> _Input records_:
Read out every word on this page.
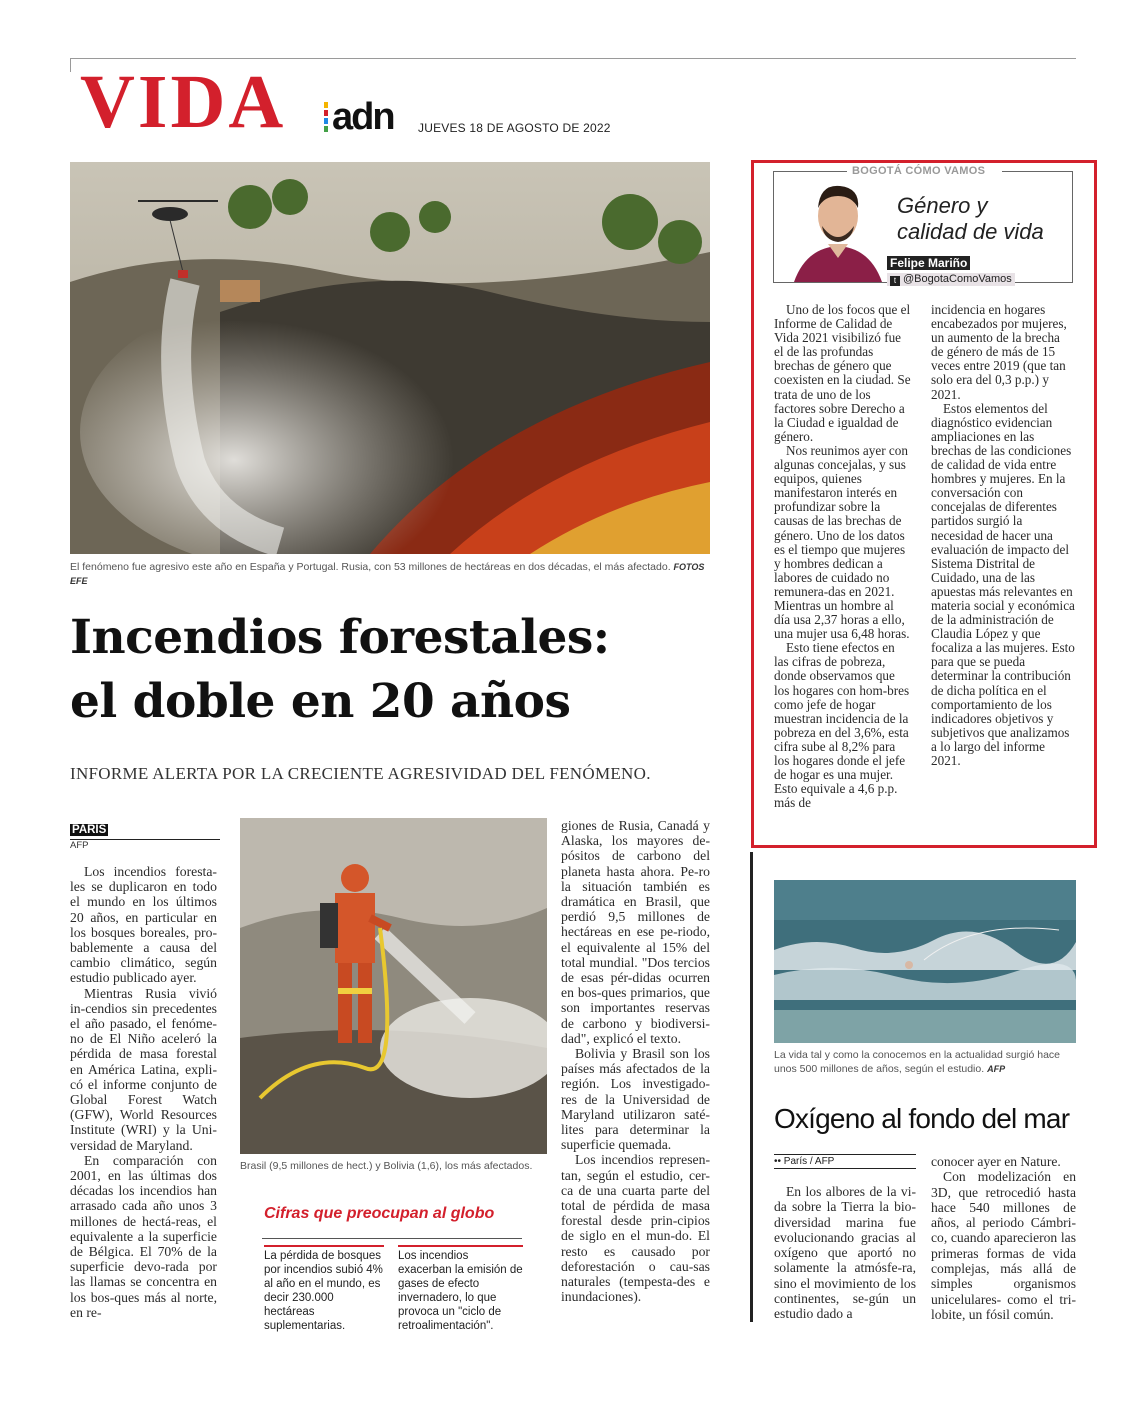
VIDA adn JUEVES 18 DE AGOSTO DE 2022
El fenómeno fue agresivo este año en España y Portugal. Rusia, con 53 millones de hectáreas en dos décadas, el más afectado. FOTOS EFE
Incendios forestales:
el doble en 20 años
INFORME ALERTA POR LA CRECIENTE AGRESIVIDAD DEL FENÓMENO.
PARÍS
AFP

Los incendios foresta-les se duplicaron en todo el mundo en los últimos 20 años, en particular en los bosques boreales, pro-bablemente a causa del cambio climático, según estudio publicado ayer.

Mientras Rusia vivió in-cendios sin precedentes el año pasado, el fenóme-no de El Niño aceleró la pérdida de masa forestal en América Latina, expli-có el informe conjunto de Global Forest Watch (GFW), World Resources Institute (WRI) y la Uni-versidad de Maryland.

En comparación con 2001, en las últimas dos décadas los incendios han arrasado cada año unos 3 millones de hectá-reas, el equivalente a la superficie de Bélgica. El 70% de la superficie devo-rada por las llamas se concentra en los bos-ques más al norte, en re-

Brasil (9,5 millones de hect.) y Bolivia (1,6), los más afectados.
Cifras que preocupan al globo
La pérdida de bosques por incendios subió 4% al año en el mundo, es decir 230.000 hectáreas suplementarias.
Los incendios exacerban la emisión de gases de efecto invernadero, lo que provoca un "ciclo de retroalimentación".

giones de Rusia, Canadá y Alaska, los mayores de-pósitos de carbono del planeta hasta ahora. Pe-ro la situación también es dramática en Brasil, que perdió 9,5 millones de hectáreas en ese pe-riodo, el equivalente al 15% del total mundial. "Dos tercios de esas pér-didas ocurren en bos-ques primarios, que son importantes reservas de carbono y biodiversi-dad", explicó el texto.

Bolivia y Brasil son los países más afectados de la región. Los investigado-res de la Universidad de Maryland utilizaron saté-lites para determinar la superficie quemada.

Los incendios represen-tan, según el estudio, cer-ca de una cuarta parte del total de pérdida de masa forestal desde prin-cipios de siglo en el mun-do. El resto es causado por deforestación o cau-sas naturales (tempesta-des e inundaciones).

BOGOTÁ CÓMO VAMOS
Género y
calidad de vida
Felipe Mariño
t @BogotaComoVamos

Uno de los focos que el Informe de Calidad de Vida 2021 visibilizó fue el de las profundas brechas de género que coexisten en la ciudad. Se trata de uno de los factores sobre Derecho a la Ciudad e igualdad de género.

Nos reunimos ayer con algunas concejalas, y sus equipos, quienes manifestaron interés en profundizar sobre la causas de las brechas de género. Uno de los datos es el tiempo que mujeres y hombres dedican a labores de cuidado no remunera-das en 2021. Mientras un hombre al día usa 2,37 horas a ello, una mujer usa 6,48 horas.

Esto tiene efectos en las cifras de pobreza, donde observamos que los hogares con hom-bres como jefe de hogar muestran incidencia de la pobreza en del 3,6%, esta cifra sube al 8,2% para los hogares donde el jefe de hogar es una mujer. Esto equivale a 4,6 p.p. más de

incidencia en hogares encabezados por mujeres, un aumento de la brecha de género de más de 15 veces entre 2019 (que tan solo era del 0,3 p.p.) y 2021.

Estos elementos del diagnóstico evidencian ampliaciones en las brechas de las condiciones de calidad de vida entre hombres y mujeres. En la conversación con concejalas de diferentes partidos surgió la necesidad de hacer una evaluación de impacto del Sistema Distrital de Cuidado, una de las apuestas más relevantes en materia social y económica de la administración de Claudia López y que focaliza a las mujeres. Esto para que se pueda determinar la contribución de dicha política en el comportamiento de los indicadores objetivos y subjetivos que analizamos a lo largo del informe 2021.

La vida tal y como la conocemos en la actualidad surgió hace unos 500 millones de años, según el estudio. AFP
Oxígeno al fondo del mar
•• París / AFP

En los albores de la vi-da sobre la Tierra la bio-diversidad marina fue evolucionando gracias al oxígeno que aportó no solamente la atmósfe-ra, sino el movimiento de los continentes, se-gún un estudio dado a

conocer ayer en Nature.

Con modelización en 3D, que retrocedió hasta hace 540 millones de años, al periodo Cámbri-co, cuando aparecieron las primeras formas de vida complejas, más allá de simples organismos unicelulares- como el tri-lobite, un fósil común.
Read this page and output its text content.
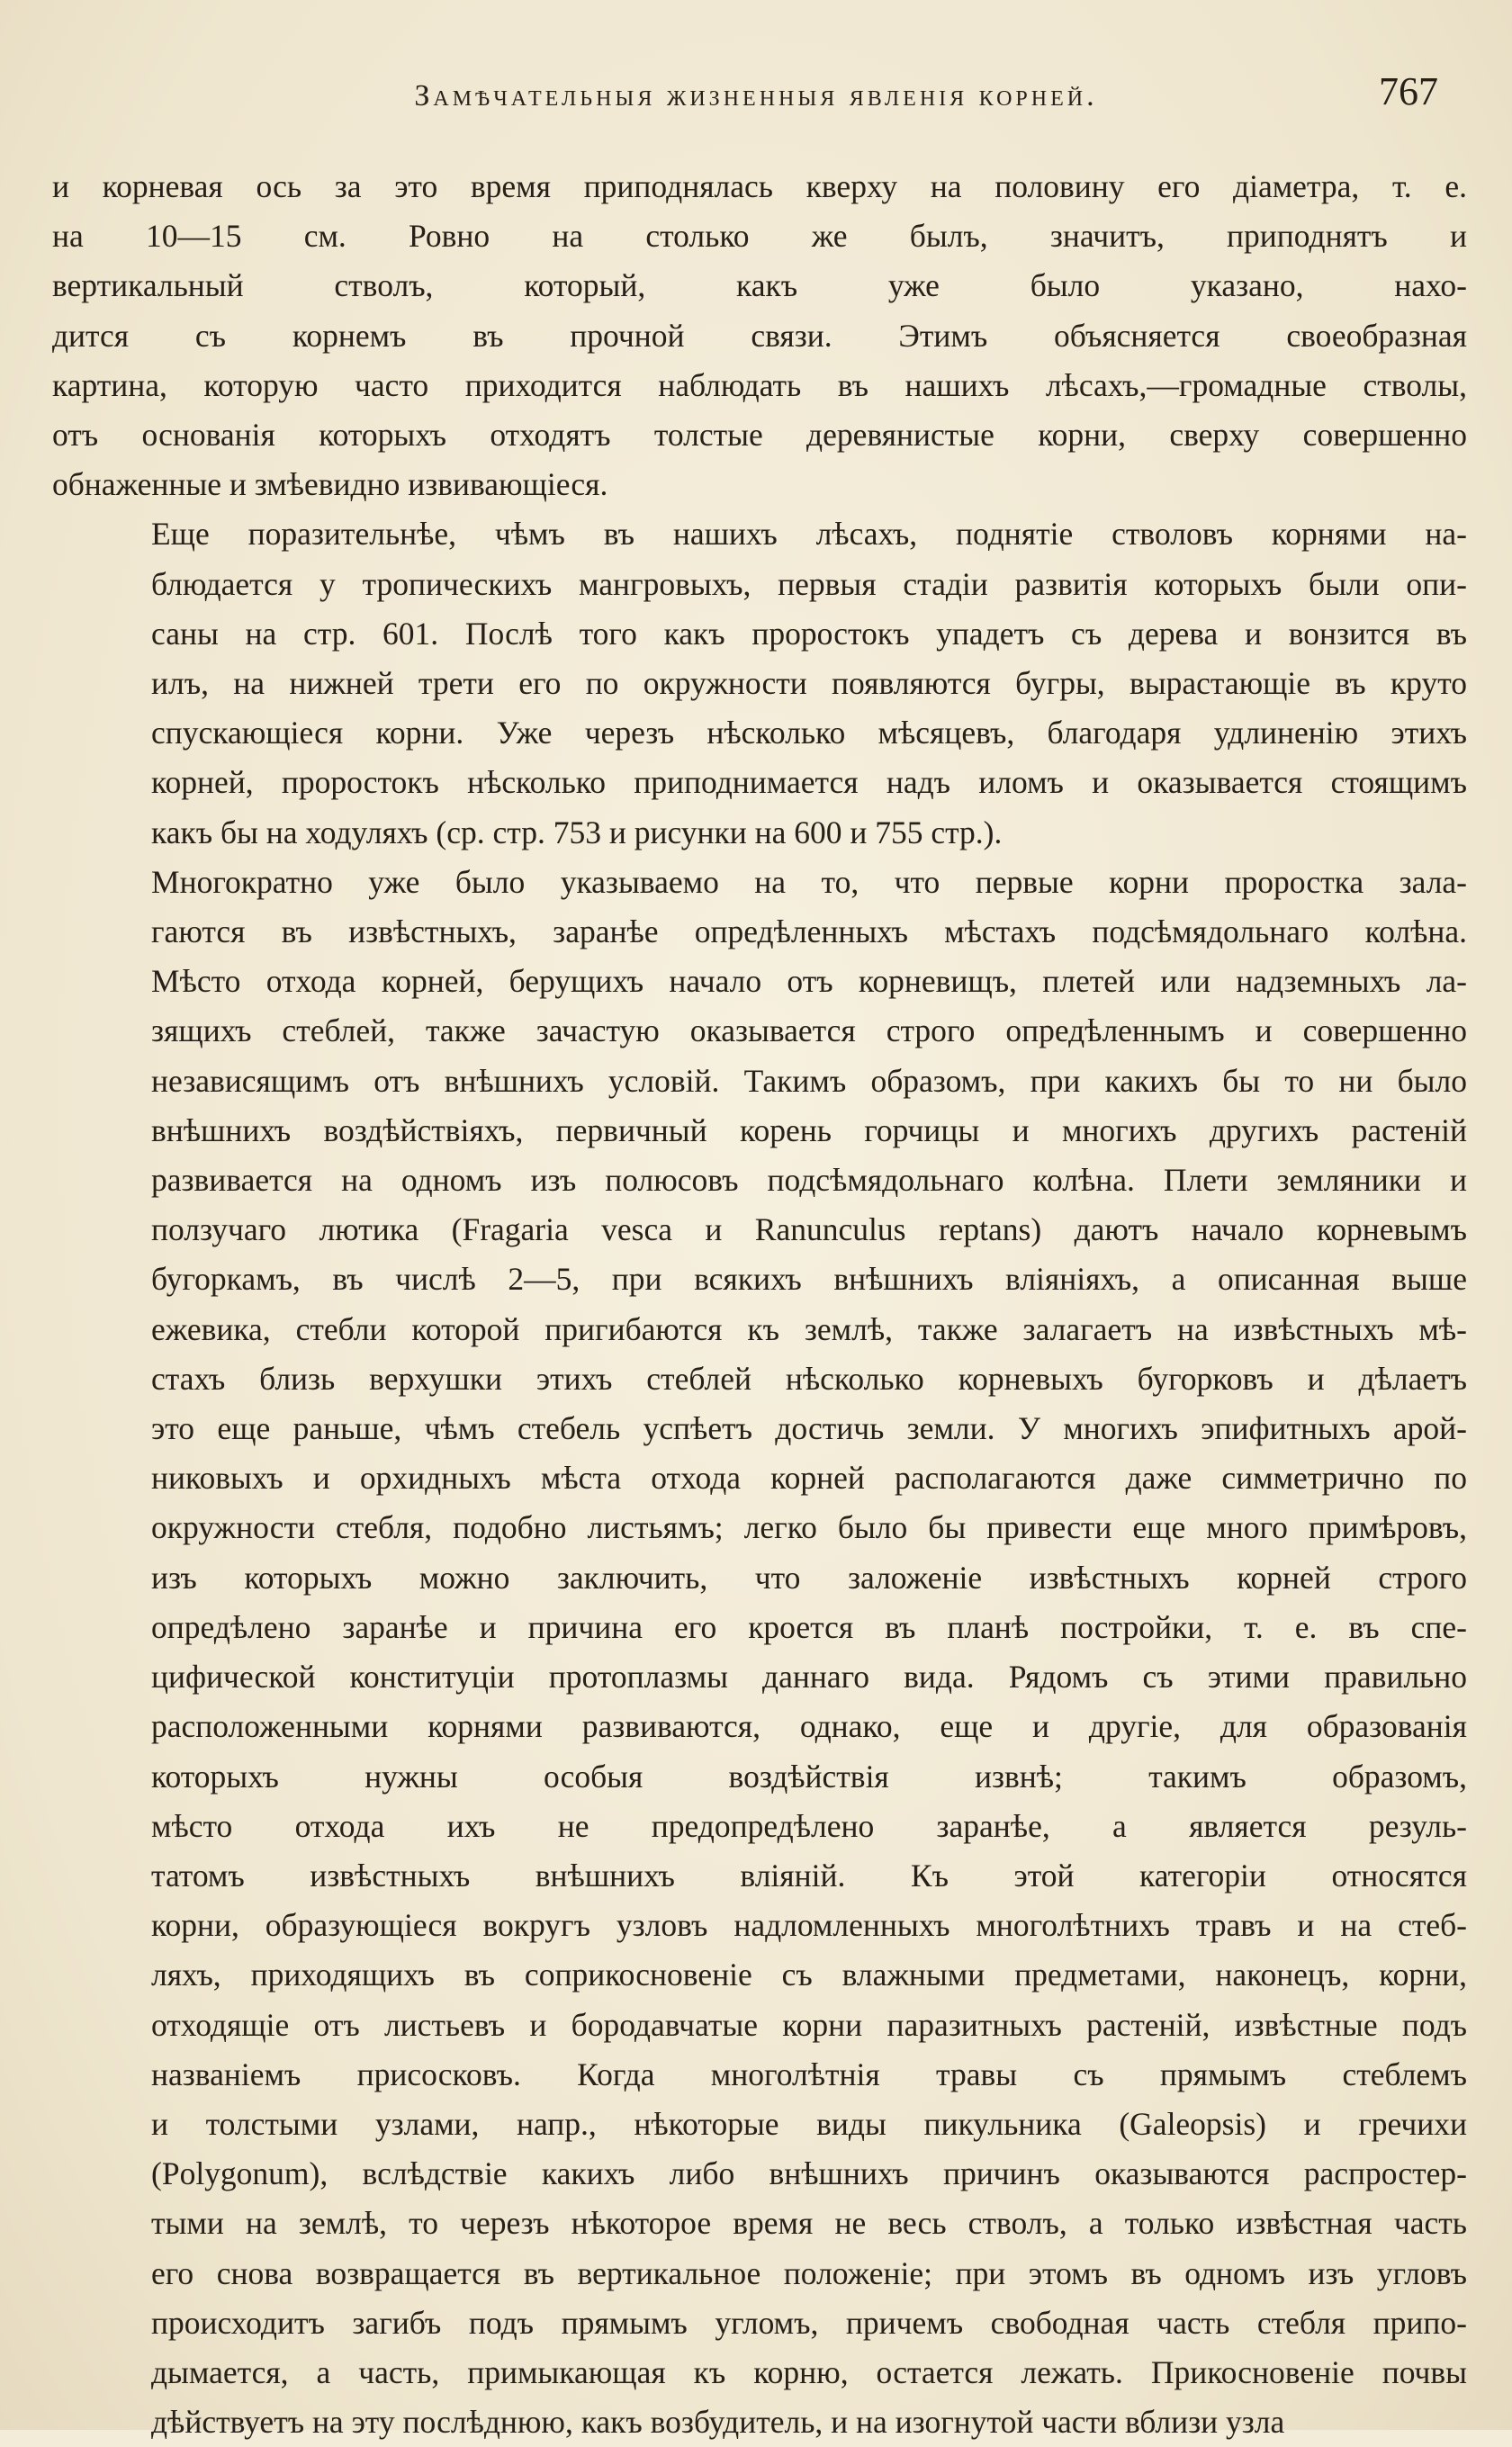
Замѣчательныя жизненныя явленія корней.	767
и корневая ось за это время приподнялась кверху на половину его діаметра, т. е.
на 10—15 см. Ровно на столько же былъ, значитъ, приподнятъ и
вертикальный стволъ, который, какъ уже было указано, нахо-
дится съ корнемъ въ прочной связи. Этимъ объясняется своеобразная
картина, которую часто приходится наблюдать въ нашихъ лѣсахъ,—громадные стволы,
отъ основанія которыхъ отходятъ толстые деревянистые корни, сверху совершенно
обнаженные и змѣевидно извивающіеся.
Еще поразительнѣе, чѣмъ въ нашихъ лѣсахъ, поднятіе стволовъ корнями на-
блюдается у тропическихъ мангровыхъ, первыя стадіи развитія которыхъ были опи-
саны на стр. 601. Послѣ того какъ проростокъ упадетъ съ дерева и вонзится въ
илъ, на нижней трети его по окружности появляются бугры, вырастающіе въ круто
спускающіеся корни. Уже черезъ нѣсколько мѣсяцевъ, благодаря удлиненію этихъ
корней, проростокъ нѣсколько приподнимается надъ иломъ и оказывается стоящимъ
какъ бы на ходуляхъ (ср. стр. 753 и рисунки на 600 и 755 стр.).
Многократно уже было указываемо на то, что первые корни проростка зала-
гаются въ извѣстныхъ, заранѣе опредѣленныхъ мѣстахъ подсѣмядольнаго колѣна.
Мѣсто отхода корней, берущихъ начало отъ корневищъ, плетей или надземныхъ ла-
зящихъ стеблей, также зачастую оказывается строго опредѣленнымъ и совершенно
независящимъ отъ внѣшнихъ условій. Такимъ образомъ, при какихъ бы то ни было
внѣшнихъ воздѣйствіяхъ, первичный корень горчицы и многихъ другихъ растеній
развивается на одномъ изъ полюсовъ подсѣмядольнаго колѣна. Плети земляники и
ползучаго лютика (Fragaria vesca и Ranunculus reptans) даютъ начало корневымъ
бугоркамъ, въ числѣ 2—5, при всякихъ внѣшнихъ вліяніяхъ, а описанная выше
ежевика, стебли которой пригибаются къ землѣ, также залагаетъ на извѣстныхъ мѣ-
стахъ близь верхушки этихъ стеблей нѣсколько корневыхъ бугорковъ и дѣлаетъ
это еще раньше, чѣмъ стебель успѣетъ достичь земли. У многихъ эпифитныхъ арой-
никовыхъ и орхидныхъ мѣста отхода корней располагаются даже симметрично по
окружности стебля, подобно листьямъ; легко было бы привести еще много примѣровъ,
изъ которыхъ можно заключить, что заложеніе извѣстныхъ корней строго
опредѣлено заранѣе и причина его кроется въ планѣ постройки, т. е. въ спе-
цифической конституціи протоплазмы даннаго вида. Рядомъ съ этими правильно
расположенными корнями развиваются, однако, еще и другіе, для образованія
которыхъ нужны особыя воздѣйствія извнѣ; такимъ образомъ,
мѣсто отхода ихъ не предопредѣлено заранѣе, а является резуль-
татомъ извѣстныхъ внѣшнихъ вліяній. Къ этой категоріи относятся
корни, образующіеся вокругъ узловъ надломленныхъ многолѣтнихъ травъ и на стеб-
ляхъ, приходящихъ въ соприкосновеніе съ влажными предметами, наконецъ, корни,
отходящіе отъ листьевъ и бородавчатые корни паразитныхъ растеній, извѣстные подъ
названіемъ присосковъ. Когда многолѣтнія травы съ прямымъ стеблемъ
и толстыми узлами, напр., нѣкоторые виды пикульника (Galeopsis) и гречихи
(Polygonum), вслѣдствіе какихъ либо внѣшнихъ причинъ оказываются распростер-
тыми на землѣ, то черезъ нѣкоторое время не весь стволъ, а только извѣстная часть
его снова возвращается въ вертикальное положеніе; при этомъ въ одномъ изъ угловъ
происходитъ загибъ подъ прямымъ угломъ, причемъ свободная часть стебля припо-
дымается, а часть, примыкающая къ корню, остается лежать. Прикосновеніе почвы
дѣйствуетъ на эту послѣднюю, какъ возбудитель, и на изогнутой части вблизи узла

> _Stated problem_: Reply with the number of lines in the preceding entries that contain "подъ", and no other words.

> _The response_: 2